- _Given instruction_
Write the material out again, line by line, exactly as it is.

Saved data entries:
-- begin --

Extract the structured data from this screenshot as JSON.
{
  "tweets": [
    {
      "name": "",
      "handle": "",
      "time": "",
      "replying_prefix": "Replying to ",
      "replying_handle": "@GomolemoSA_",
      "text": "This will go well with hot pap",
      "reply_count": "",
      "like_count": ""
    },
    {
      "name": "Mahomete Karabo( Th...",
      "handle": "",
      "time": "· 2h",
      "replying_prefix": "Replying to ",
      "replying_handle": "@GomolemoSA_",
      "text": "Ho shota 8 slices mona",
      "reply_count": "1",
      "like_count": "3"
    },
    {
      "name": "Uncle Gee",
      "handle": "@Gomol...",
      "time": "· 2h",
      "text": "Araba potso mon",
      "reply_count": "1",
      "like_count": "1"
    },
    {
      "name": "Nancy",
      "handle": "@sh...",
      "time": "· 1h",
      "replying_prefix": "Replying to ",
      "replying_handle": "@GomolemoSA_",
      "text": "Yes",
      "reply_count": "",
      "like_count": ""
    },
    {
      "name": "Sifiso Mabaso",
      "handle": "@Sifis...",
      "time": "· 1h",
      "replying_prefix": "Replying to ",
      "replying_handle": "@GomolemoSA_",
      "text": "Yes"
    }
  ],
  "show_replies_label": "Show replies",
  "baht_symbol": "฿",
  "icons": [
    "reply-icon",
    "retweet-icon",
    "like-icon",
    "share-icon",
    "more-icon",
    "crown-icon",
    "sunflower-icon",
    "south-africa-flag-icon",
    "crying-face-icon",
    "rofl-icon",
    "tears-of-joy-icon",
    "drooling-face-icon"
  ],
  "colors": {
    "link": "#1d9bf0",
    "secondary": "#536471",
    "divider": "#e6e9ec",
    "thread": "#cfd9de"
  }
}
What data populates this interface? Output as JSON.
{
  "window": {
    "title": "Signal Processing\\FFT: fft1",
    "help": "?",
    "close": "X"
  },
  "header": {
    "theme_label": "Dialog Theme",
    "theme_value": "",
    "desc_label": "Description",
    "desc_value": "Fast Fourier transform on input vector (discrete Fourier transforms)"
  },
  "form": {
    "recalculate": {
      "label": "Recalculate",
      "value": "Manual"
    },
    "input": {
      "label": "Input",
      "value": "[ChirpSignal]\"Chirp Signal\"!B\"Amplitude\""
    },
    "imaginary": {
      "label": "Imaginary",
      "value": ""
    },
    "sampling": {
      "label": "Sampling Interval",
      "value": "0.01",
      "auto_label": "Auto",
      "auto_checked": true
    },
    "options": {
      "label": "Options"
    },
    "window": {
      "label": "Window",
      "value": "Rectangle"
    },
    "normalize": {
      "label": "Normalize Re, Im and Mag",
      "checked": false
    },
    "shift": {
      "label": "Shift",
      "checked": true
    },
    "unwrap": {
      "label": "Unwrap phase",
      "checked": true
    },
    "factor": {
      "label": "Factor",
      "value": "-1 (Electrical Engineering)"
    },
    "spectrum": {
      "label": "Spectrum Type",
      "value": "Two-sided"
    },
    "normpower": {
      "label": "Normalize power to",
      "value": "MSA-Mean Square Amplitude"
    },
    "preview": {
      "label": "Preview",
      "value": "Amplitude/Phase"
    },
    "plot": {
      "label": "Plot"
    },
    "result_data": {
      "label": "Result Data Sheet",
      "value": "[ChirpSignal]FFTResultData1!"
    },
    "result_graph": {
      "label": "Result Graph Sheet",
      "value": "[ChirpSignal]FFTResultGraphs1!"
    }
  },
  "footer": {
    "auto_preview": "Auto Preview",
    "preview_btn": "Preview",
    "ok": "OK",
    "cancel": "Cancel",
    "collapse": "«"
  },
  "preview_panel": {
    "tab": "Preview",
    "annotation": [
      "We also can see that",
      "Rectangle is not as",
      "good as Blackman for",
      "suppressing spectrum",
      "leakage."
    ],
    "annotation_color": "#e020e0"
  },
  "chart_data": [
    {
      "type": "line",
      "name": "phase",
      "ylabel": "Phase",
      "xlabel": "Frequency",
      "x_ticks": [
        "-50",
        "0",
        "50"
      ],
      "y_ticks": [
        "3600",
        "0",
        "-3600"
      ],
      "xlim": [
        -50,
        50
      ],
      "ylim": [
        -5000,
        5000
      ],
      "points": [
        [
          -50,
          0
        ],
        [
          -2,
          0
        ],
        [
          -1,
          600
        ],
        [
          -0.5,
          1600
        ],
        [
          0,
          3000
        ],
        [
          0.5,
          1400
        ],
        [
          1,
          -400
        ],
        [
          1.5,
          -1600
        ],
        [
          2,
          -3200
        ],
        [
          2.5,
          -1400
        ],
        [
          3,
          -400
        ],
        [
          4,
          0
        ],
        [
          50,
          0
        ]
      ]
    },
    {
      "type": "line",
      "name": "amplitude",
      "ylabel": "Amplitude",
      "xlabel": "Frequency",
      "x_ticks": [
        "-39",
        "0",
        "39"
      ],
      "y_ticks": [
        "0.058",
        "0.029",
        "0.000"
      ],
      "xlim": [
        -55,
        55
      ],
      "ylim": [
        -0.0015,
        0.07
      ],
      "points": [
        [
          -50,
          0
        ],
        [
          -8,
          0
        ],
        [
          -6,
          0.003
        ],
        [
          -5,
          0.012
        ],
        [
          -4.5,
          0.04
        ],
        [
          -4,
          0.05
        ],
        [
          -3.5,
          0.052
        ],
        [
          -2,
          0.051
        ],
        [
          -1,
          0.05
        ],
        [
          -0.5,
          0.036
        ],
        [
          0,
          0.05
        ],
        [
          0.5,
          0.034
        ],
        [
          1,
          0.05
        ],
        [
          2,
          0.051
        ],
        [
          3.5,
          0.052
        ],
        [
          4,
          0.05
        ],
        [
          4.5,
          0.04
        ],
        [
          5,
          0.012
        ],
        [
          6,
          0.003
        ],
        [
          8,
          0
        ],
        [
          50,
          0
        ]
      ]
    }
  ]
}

-- end --

- _Final result_
Extract the structured data from this screenshot as JSON.
{
  "tweets": [
    {
      "name": "",
      "handle": "",
      "time": "",
      "replying_prefix": "Replying to ",
      "replying_handle": "@GomolemoSA_",
      "text": "This will go well with hot pap",
      "reply_count": "",
      "like_count": ""
    },
    {
      "name": "Mahomete Karabo( Th...",
      "handle": "",
      "time": "· 2h",
      "replying_prefix": "Replying to ",
      "replying_handle": "@GomolemoSA_",
      "text": "Ho shota 8 slices mona",
      "reply_count": "1",
      "like_count": "3"
    },
    {
      "name": "Uncle Gee",
      "handle": "@Gomol...",
      "time": "· 2h",
      "text": "Araba potso mon",
      "reply_count": "1",
      "like_count": "1"
    },
    {
      "name": "Nancy",
      "handle": "@sh...",
      "time": "· 1h",
      "replying_prefix": "Replying to ",
      "replying_handle": "@GomolemoSA_",
      "text": "Yes",
      "reply_count": "",
      "like_count": ""
    },
    {
      "name": "Sifiso Mabaso",
      "handle": "@Sifis...",
      "time": "· 1h",
      "replying_prefix": "Replying to ",
      "replying_handle": "@GomolemoSA_",
      "text": "Yes"
    }
  ],
  "show_replies_label": "Show replies",
  "baht_symbol": "฿",
  "icons": [
    "reply-icon",
    "retweet-icon",
    "like-icon",
    "share-icon",
    "more-icon",
    "crown-icon",
    "sunflower-icon",
    "south-africa-flag-icon",
    "crying-face-icon",
    "rofl-icon",
    "tears-of-joy-icon",
    "drooling-face-icon"
  ],
  "colors": {
    "link": "#1d9bf0",
    "secondary": "#536471",
    "divider": "#e6e9ec",
    "thread": "#cfd9de"
  }
}
What data populates this interface? Output as JSON.
{
  "window": {
    "title": "Signal Processing\\FFT: fft1",
    "help": "?",
    "close": "X"
  },
  "header": {
    "theme_label": "Dialog Theme",
    "theme_value": "",
    "desc_label": "Description",
    "desc_value": "Fast Fourier transform on input vector (discrete Fourier transforms)"
  },
  "form": {
    "recalculate": {
      "label": "Recalculate",
      "value": "Manual"
    },
    "input": {
      "label": "Input",
      "value": "[ChirpSignal]\"Chirp Signal\"!B\"Amplitude\""
    },
    "imaginary": {
      "label": "Imaginary",
      "value": ""
    },
    "sampling": {
      "label": "Sampling Interval",
      "value": "0.01",
      "auto_label": "Auto",
      "auto_checked": true
    },
    "options": {
      "label": "Options"
    },
    "window": {
      "label": "Window",
      "value": "Rectangle"
    },
    "normalize": {
      "label": "Normalize Re, Im and Mag",
      "checked": false
    },
    "shift": {
      "label": "Shift",
      "checked": true
    },
    "unwrap": {
      "label": "Unwrap phase",
      "checked": true
    },
    "factor": {
      "label": "Factor",
      "value": "-1 (Electrical Engineering)"
    },
    "spectrum": {
      "label": "Spectrum Type",
      "value": "Two-sided"
    },
    "normpower": {
      "label": "Normalize power to",
      "value": "MSA-Mean Square Amplitude"
    },
    "preview": {
      "label": "Preview",
      "value": "Amplitude/Phase"
    },
    "plot": {
      "label": "Plot"
    },
    "result_data": {
      "label": "Result Data Sheet",
      "value": "[ChirpSignal]FFTResultData1!"
    },
    "result_graph": {
      "label": "Result Graph Sheet",
      "value": "[ChirpSignal]FFTResultGraphs1!"
    }
  },
  "footer": {
    "auto_preview": "Auto Preview",
    "preview_btn": "Preview",
    "ok": "OK",
    "cancel": "Cancel",
    "collapse": "«"
  },
  "preview_panel": {
    "tab": "Preview",
    "annotation": [
      "We also can see that",
      "Rectangle is not as",
      "good as Blackman for",
      "suppressing spectrum",
      "leakage."
    ],
    "annotation_color": "#e020e0"
  },
  "chart_data": [
    {
      "type": "line",
      "name": "phase",
      "ylabel": "Phase",
      "xlabel": "Frequency",
      "x_ticks": [
        "-50",
        "0",
        "50"
      ],
      "y_ticks": [
        "3600",
        "0",
        "-3600"
      ],
      "xlim": [
        -50,
        50
      ],
      "ylim": [
        -5000,
        5000
      ],
      "points": [
        [
          -50,
          0
        ],
        [
          -2,
          0
        ],
        [
          -1,
          600
        ],
        [
          -0.5,
          1600
        ],
        [
          0,
          3000
        ],
        [
          0.5,
          1400
        ],
        [
          1,
          -400
        ],
        [
          1.5,
          -1600
        ],
        [
          2,
          -3200
        ],
        [
          2.5,
          -1400
        ],
        [
          3,
          -400
        ],
        [
          4,
          0
        ],
        [
          50,
          0
        ]
      ]
    },
    {
      "type": "line",
      "name": "amplitude",
      "ylabel": "Amplitude",
      "xlabel": "Frequency",
      "x_ticks": [
        "-39",
        "0",
        "39"
      ],
      "y_ticks": [
        "0.058",
        "0.029",
        "0.000"
      ],
      "xlim": [
        -55,
        55
      ],
      "ylim": [
        -0.0015,
        0.07
      ],
      "points": [
        [
          -50,
          0
        ],
        [
          -8,
          0
        ],
        [
          -6,
          0.003
        ],
        [
          -5,
          0.012
        ],
        [
          -4.5,
          0.04
        ],
        [
          -4,
          0.05
        ],
        [
          -3.5,
          0.052
        ],
        [
          -2,
          0.051
        ],
        [
          -1,
          0.05
        ],
        [
          -0.5,
          0.036
        ],
        [
          0,
          0.05
        ],
        [
          0.5,
          0.034
        ],
        [
          1,
          0.05
        ],
        [
          2,
          0.051
        ],
        [
          3.5,
          0.052
        ],
        [
          4,
          0.05
        ],
        [
          4.5,
          0.04
        ],
        [
          5,
          0.012
        ],
        [
          6,
          0.003
        ],
        [
          8,
          0
        ],
        [
          50,
          0
        ]
      ]
    }
  ]
}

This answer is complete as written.